In passato si è sempre cercato di tenere le scuole aperte, anche durante le guerre, le carestie e gli eventi atmosferici estremi. L’estensione e la durata dell’attuale chiusura è senza precedenti nei paesi ad alto reddito. I costi sono enormi: nell’immediato limita la possibilità dei genitori di essere produttivi, perché devono occuparsi dei figli, ma l’aspetto più grave è che sul lungo periodo la lontananza dai banchi di scuola compromette l’apprendimento e lo sviluppo degli studenti. Questi costi penalizzano soprattutto i ragazzi che hanno più bisogno dell’istruzione. Senza un intervento deciso, gli effetti di queste carenze potrebbero condizionare tutta la loro vita.

Per questo motivo, nel 2003, il governo di Singapore dimezzò le vacanze di giugno (portandole da un mese a due settimane) per recuperare il tempo perduto a causa della chiusura dovuta all’epidemia di Sars. Anche le interruzioni brevi hanno effetti negativi. Negli Stati Uniti gli alunni di terza elementare che saltano la scuola per le chiusure dovute al maltempo ottengono risultati peggiori agli esami di valutazione. Nel 1990 gli studenti belgi francofoni, rimasti senza lezioni per uno sciopero di due mesi degli insegnanti, avevano avuto una maggiore probabilità di perdere l’anno e una minore probabilità di ottenere un’istruzione superiore rispetto ai coetanei fiamminghi risparmiati dallo sciopero. Secondo alcuni studi, durante le lunghe vacanze estive i bambini statunitensi perdono tra il 20 e il 50 per cento di quello che hanno imparato durante l’anno.

Esami finali
La chiusura delle scuole colpirà soprattutto gli alunni più piccoli. “Con dei corsi estivi si può recuperare in matematica, ma per il tipo di cose che s’imparano nelle prime fasi del percorso scolastico è molto più difficile fare una cosa del genere”, spiega Matthias Doepke, dell’università Northwestern, negli Stati Uniti. Le capacità emotive e sociali come il pensiero critico, la tenacia e l’autocontrollo sono indicatori fondamentali per lo sviluppo futuro, dal successo accademico all’impiego lavorativo, dalle condizioni di salute alla probabilità di finire in prigione. Inoltre, mentre gli studenti più grandi possono usare in autonomia un computer, i più piccoli imparano molto di più quando lo studio digitale è supervisionato da un adulto.

_Dati forniti_.
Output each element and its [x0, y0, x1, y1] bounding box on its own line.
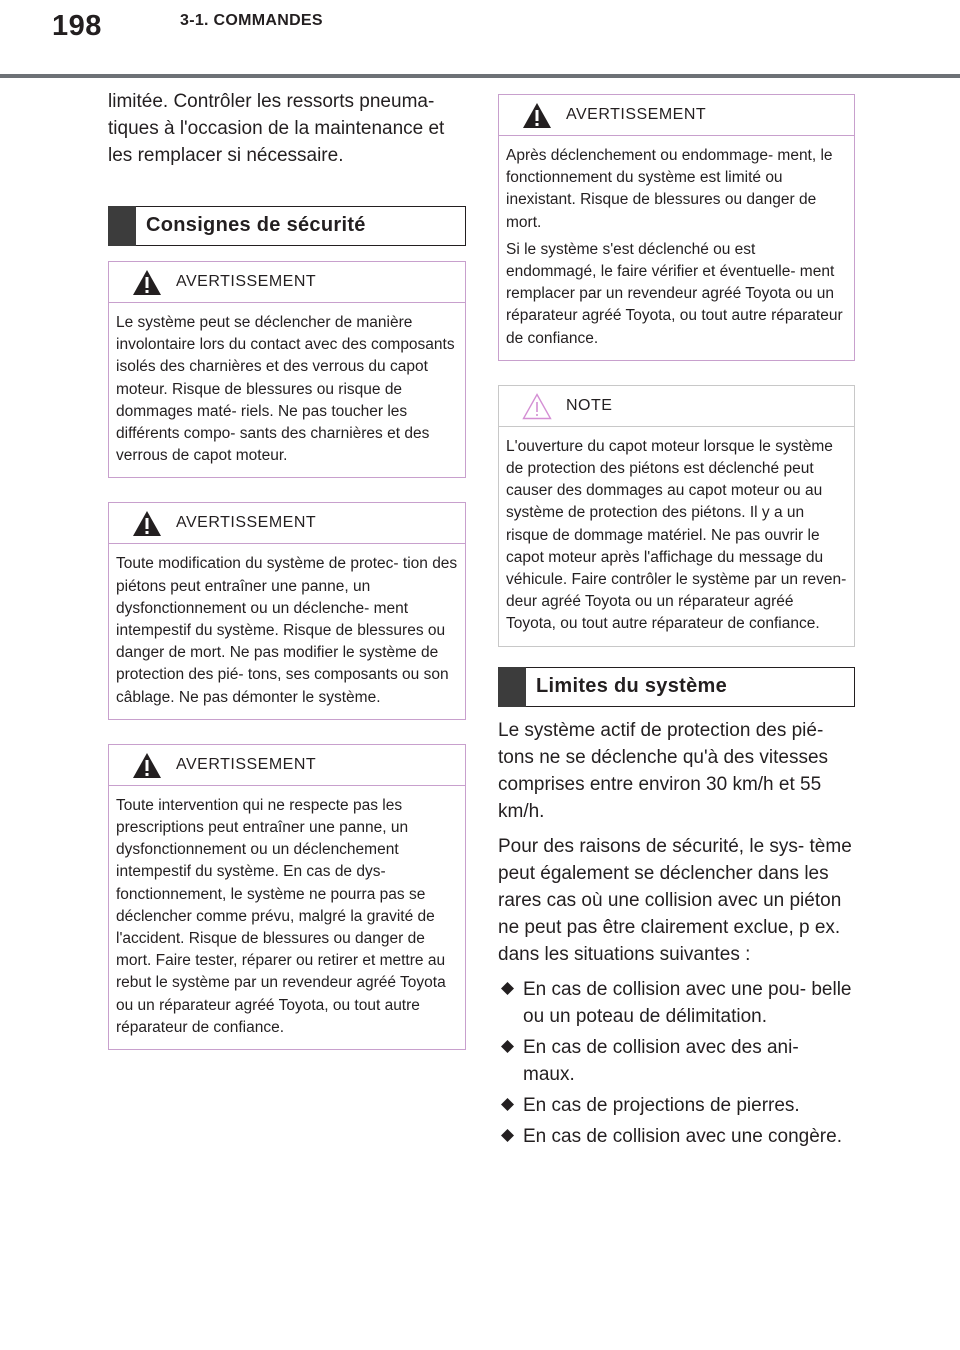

_Compito da svolgere_.
Prosegua il testo sulla chiusura delle scuole, riprendendo subito dopo la sua ultima frase. Le righe non hanno alcun ruolo in questo lavoro.

_Risposta_.
Poi ci sono gli studenti alle prese con esami importanti. La Germania ha deciso di riaprire le scuole per i ragazzi dell’ultimo anno delle superiori che devono sottoporsi alle prove di valutazione. Ma la maggior parte dei paesi non ha intenzione di farlo. La Cina ha posticipato a luglio l’esame finale (gaokao). Regno Unito e Francia hanno cancellato le prove di quest’anno. I voti finali verranno stabiliti anche in base alle previsioni degli insegnanti sui possibili progressi dello studente. Questo aspetto alimenta ulteriormente la paura di un aumento della disuguaglianza, perché alcuni esperti temono che gli insegnanti possano inconsciamente discriminare gli studenti più svantaggiati con voti ingiustamente bassi.

Secondo un calcolo “conservativo” dell’istituto di statistica norvegese, la chiusura scolastica (dagli asili nido ai licei) comporta una perdita economica di circa 1.809 miliardi di corone (158 milioni di euro) al giorno. Gran parte di questa cifra è una stima dai redditi futuri persi a causa dell’interruzione della loro istruzione (si presuppone che in questo momento gli alunni stiano assorbendo circa la metà delle conoscenze rispetto alla norma). Il resto della cifra è costituito dalla perdita di produttività dei genitori.

Alcuni studenti hanno dovuto trovare un impiego per aiutare i genitori che hanno perso il lavoro

Naturalmente la scuola non si è fermata completamente. Circa il 90 per cento dei paesi ad alto reddito ha creato una qualche forma di apprendimento a distanza (rispetto al 25 per cento di quelli a basso reddito), ma le videolezioni hanno dei limiti. I bambini più poveri potrebbero avere connessioni internet scadenti. Potrebbero dover condividere i dispositivi e le loro case potrebbero essere sovraffollate o rumorose. Del quarto più povero dei bambini statunitensi, uno su quattro non ha accesso a un computer a casa.

I bambini provenienti da famiglie più povere hanno anche meno probabilità di avere genitori istruiti che li spingono a seguire le lezioni a distanza e che li aiutano con i compiti. Secondo i dati dell’organizzazione benefica Sutton Trust, nel Regno Unito più della metà degli alunni delle scuole private segue quotidianamente le lezioni online, contro il 20 per cento dei loro coetanei delle scuole pubbliche (è più probabile che a offrire la didattica a distanza sia una scuola privata). Nelle prime settimane di lockdown alcuni istituti statunitensi hanno riferito che più di un terzo degli studenti non si era neanche registrato alla piattaforma scolastica né tantomeno frequentato le lezioni. Le scuole delle élite, invece, vantano una frequenza vicina al 100 per cento. Le famiglie più ricche hanno assunto insegnanti privati a tempo pieno.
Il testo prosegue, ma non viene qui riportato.